# Data shown:
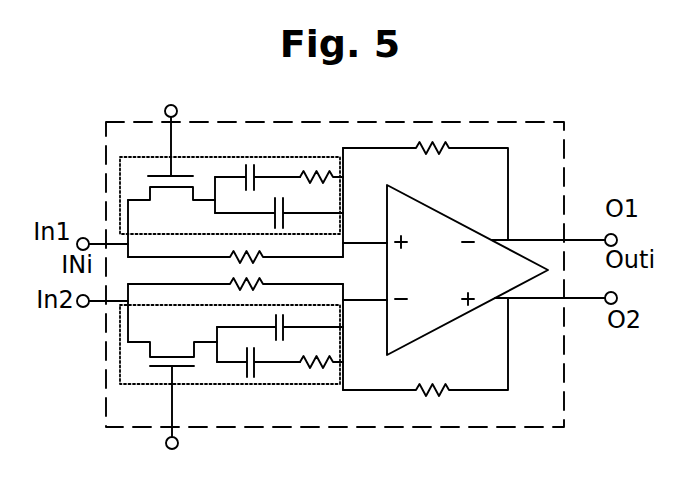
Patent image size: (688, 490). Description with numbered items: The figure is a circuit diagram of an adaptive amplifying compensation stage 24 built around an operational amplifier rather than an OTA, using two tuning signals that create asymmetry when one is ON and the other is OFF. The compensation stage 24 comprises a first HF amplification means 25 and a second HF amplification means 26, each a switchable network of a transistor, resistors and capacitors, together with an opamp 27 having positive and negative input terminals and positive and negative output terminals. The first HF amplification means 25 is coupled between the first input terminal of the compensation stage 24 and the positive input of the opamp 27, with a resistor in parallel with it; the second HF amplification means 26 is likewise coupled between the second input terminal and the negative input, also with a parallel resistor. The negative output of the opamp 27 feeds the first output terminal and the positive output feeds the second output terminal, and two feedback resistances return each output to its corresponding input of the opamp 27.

The adaptive amplifying compensation stage 24 is at (564, 402).
The first HF amplification means 25 is at (120, 165).
The second HF amplification means 26 is at (120, 330).
The opamp 27 is at (486, 300).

# Requirement:
Reproduce all of the lines above verbatim, leaving out the picture.

# Exercise response:
Patent image size: (688, 490). Description with numbered items: The figure is a circuit diagram of an adaptive amplifying compensation stage 24 built around an operational amplifier rather than an OTA, using two tuning signals that create asymmetry when one is ON and the other is OFF. The compensation stage 24 comprises a first HF amplification means 25 and a second HF amplification means 26, each a switchable network of a transistor, resistors and capacitors, together with an opamp 27 having positive and negative input terminals and positive and negative output terminals. The first HF amplification means 25 is coupled between the first input terminal of the compensation stage 24 and the positive input of the opamp 27, with a resistor in parallel with it; the second HF amplification means 26 is likewise coupled between the second input terminal and the negative input, also with a parallel resistor. The negative output of the opamp 27 feeds the first output terminal and the positive output feeds the second output terminal, and two feedback resistances return each output to its corresponding input of the opamp 27.

The adaptive amplifying compensation stage 24 is at (564, 402).
The first HF amplification means 25 is at (120, 165).
The second HF amplification means 26 is at (120, 330).
The opamp 27 is at (486, 300).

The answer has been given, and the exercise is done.